- THE EXERCISE -
Reproduce the material below line for line, with the pictures left out.

* start INFORMATION PROVIDED *

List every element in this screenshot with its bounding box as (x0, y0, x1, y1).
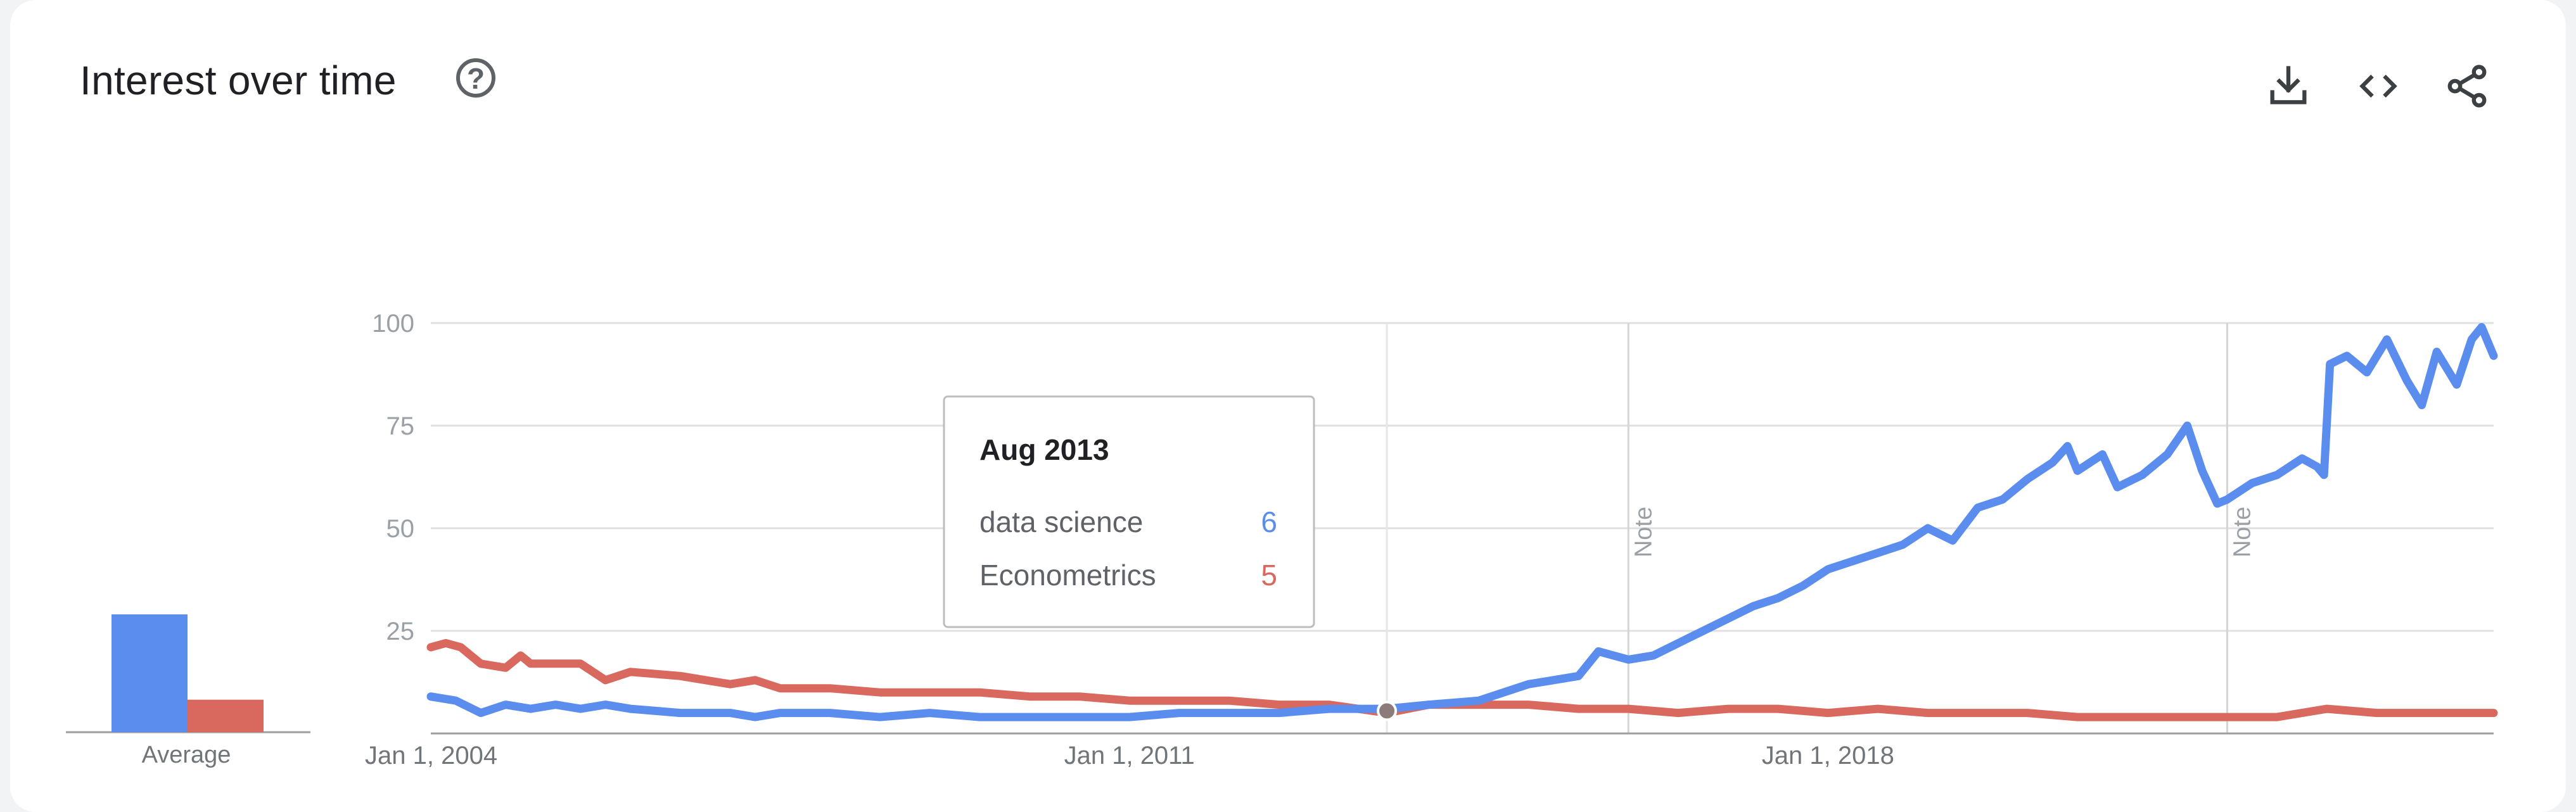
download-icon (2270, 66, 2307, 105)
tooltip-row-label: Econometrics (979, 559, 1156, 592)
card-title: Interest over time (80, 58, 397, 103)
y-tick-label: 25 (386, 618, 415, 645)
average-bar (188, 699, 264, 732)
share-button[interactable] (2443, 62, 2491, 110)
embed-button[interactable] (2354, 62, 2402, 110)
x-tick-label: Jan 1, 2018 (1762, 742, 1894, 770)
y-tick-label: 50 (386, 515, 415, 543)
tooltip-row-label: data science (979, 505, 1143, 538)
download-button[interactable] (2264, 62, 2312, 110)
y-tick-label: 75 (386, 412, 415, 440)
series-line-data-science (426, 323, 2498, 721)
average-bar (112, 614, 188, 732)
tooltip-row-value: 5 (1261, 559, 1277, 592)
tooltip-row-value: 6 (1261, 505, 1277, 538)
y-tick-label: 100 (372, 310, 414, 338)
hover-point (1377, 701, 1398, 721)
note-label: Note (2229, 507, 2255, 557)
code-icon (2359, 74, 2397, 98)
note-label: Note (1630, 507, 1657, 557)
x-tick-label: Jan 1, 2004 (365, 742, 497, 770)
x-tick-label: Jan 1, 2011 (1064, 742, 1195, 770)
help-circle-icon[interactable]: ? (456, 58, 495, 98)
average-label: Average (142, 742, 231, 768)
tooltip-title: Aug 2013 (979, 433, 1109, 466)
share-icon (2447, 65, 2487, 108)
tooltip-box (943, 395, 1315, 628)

* end INFORMATION PROVIDED *

- FULL RESPONSE -
List every element in this screenshot with its bounding box as (x0, y0, x1, y1).
download-icon (2270, 66, 2307, 105)
tooltip-row-label: Econometrics (979, 559, 1156, 592)
card-title: Interest over time (80, 58, 397, 103)
y-tick-label: 25 (386, 618, 415, 645)
average-bar (188, 699, 264, 732)
share-button[interactable] (2443, 62, 2491, 110)
embed-button[interactable] (2354, 62, 2402, 110)
x-tick-label: Jan 1, 2018 (1762, 742, 1894, 770)
y-tick-label: 50 (386, 515, 415, 543)
tooltip-row-label: data science (979, 505, 1143, 538)
download-button[interactable] (2264, 62, 2312, 110)
y-tick-label: 75 (386, 412, 415, 440)
series-line-data-science (426, 323, 2498, 721)
average-bar (112, 614, 188, 732)
tooltip-row-value: 5 (1261, 559, 1277, 592)
tooltip-row-value: 6 (1261, 505, 1277, 538)
y-tick-label: 100 (372, 310, 414, 338)
hover-point (1377, 701, 1398, 721)
note-label: Note (2229, 507, 2255, 557)
code-icon (2359, 74, 2397, 98)
note-label: Note (1630, 507, 1657, 557)
x-tick-label: Jan 1, 2004 (365, 742, 497, 770)
x-tick-label: Jan 1, 2011 (1064, 742, 1195, 770)
help-circle-icon[interactable]: ? (456, 58, 495, 98)
average-label: Average (142, 742, 231, 768)
tooltip-title: Aug 2013 (979, 433, 1109, 466)
share-icon (2447, 65, 2487, 108)
tooltip-box (943, 395, 1315, 628)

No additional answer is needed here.